▶ Objective: Write out every entry exactly as it appears.

▶ Records provided:

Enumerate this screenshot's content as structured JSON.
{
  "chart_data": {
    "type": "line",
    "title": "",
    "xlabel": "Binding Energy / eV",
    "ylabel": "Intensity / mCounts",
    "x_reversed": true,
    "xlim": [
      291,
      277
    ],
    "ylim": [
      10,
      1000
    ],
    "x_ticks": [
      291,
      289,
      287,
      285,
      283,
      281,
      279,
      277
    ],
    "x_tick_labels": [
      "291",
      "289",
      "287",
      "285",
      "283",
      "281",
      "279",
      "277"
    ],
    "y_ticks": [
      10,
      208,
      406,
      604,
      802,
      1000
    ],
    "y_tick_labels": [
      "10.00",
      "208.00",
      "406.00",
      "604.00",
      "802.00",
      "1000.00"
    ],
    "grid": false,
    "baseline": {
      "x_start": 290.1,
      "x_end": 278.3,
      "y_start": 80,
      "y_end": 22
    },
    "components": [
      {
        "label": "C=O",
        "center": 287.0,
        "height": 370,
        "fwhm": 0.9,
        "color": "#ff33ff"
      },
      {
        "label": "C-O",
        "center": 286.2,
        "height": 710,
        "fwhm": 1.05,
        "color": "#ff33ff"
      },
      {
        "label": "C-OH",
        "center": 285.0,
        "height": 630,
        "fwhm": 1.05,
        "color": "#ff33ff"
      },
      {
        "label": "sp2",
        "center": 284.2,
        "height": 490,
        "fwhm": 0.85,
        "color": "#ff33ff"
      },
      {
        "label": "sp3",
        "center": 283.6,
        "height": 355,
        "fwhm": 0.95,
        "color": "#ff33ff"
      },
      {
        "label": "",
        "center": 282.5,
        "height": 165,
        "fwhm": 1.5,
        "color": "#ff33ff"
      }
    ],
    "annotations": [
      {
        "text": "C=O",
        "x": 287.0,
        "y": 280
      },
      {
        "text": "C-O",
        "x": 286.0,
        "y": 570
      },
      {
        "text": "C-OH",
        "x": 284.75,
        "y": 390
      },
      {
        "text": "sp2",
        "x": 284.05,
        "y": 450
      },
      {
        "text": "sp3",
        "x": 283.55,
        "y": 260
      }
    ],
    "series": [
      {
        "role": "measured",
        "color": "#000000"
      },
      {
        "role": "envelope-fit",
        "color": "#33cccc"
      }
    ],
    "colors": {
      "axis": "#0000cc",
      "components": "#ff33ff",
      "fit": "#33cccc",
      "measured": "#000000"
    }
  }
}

▶ Expected output:
Enumerate this screenshot's content as structured JSON.
{
  "chart_data": {
    "type": "line",
    "title": "",
    "xlabel": "Binding Energy / eV",
    "ylabel": "Intensity / mCounts",
    "x_reversed": true,
    "xlim": [
      291,
      277
    ],
    "ylim": [
      10,
      1000
    ],
    "x_ticks": [
      291,
      289,
      287,
      285,
      283,
      281,
      279,
      277
    ],
    "x_tick_labels": [
      "291",
      "289",
      "287",
      "285",
      "283",
      "281",
      "279",
      "277"
    ],
    "y_ticks": [
      10,
      208,
      406,
      604,
      802,
      1000
    ],
    "y_tick_labels": [
      "10.00",
      "208.00",
      "406.00",
      "604.00",
      "802.00",
      "1000.00"
    ],
    "grid": false,
    "baseline": {
      "x_start": 290.1,
      "x_end": 278.3,
      "y_start": 80,
      "y_end": 22
    },
    "components": [
      {
        "label": "C=O",
        "center": 287.0,
        "height": 370,
        "fwhm": 0.9,
        "color": "#ff33ff"
      },
      {
        "label": "C-O",
        "center": 286.2,
        "height": 710,
        "fwhm": 1.05,
        "color": "#ff33ff"
      },
      {
        "label": "C-OH",
        "center": 285.0,
        "height": 630,
        "fwhm": 1.05,
        "color": "#ff33ff"
      },
      {
        "label": "sp2",
        "center": 284.2,
        "height": 490,
        "fwhm": 0.85,
        "color": "#ff33ff"
      },
      {
        "label": "sp3",
        "center": 283.6,
        "height": 355,
        "fwhm": 0.95,
        "color": "#ff33ff"
      },
      {
        "label": "",
        "center": 282.5,
        "height": 165,
        "fwhm": 1.5,
        "color": "#ff33ff"
      }
    ],
    "annotations": [
      {
        "text": "C=O",
        "x": 287.0,
        "y": 280
      },
      {
        "text": "C-O",
        "x": 286.0,
        "y": 570
      },
      {
        "text": "C-OH",
        "x": 284.75,
        "y": 390
      },
      {
        "text": "sp2",
        "x": 284.05,
        "y": 450
      },
      {
        "text": "sp3",
        "x": 283.55,
        "y": 260
      }
    ],
    "series": [
      {
        "role": "measured",
        "color": "#000000"
      },
      {
        "role": "envelope-fit",
        "color": "#33cccc"
      }
    ],
    "colors": {
      "axis": "#0000cc",
      "components": "#ff33ff",
      "fit": "#33cccc",
      "measured": "#000000"
    }
  }
}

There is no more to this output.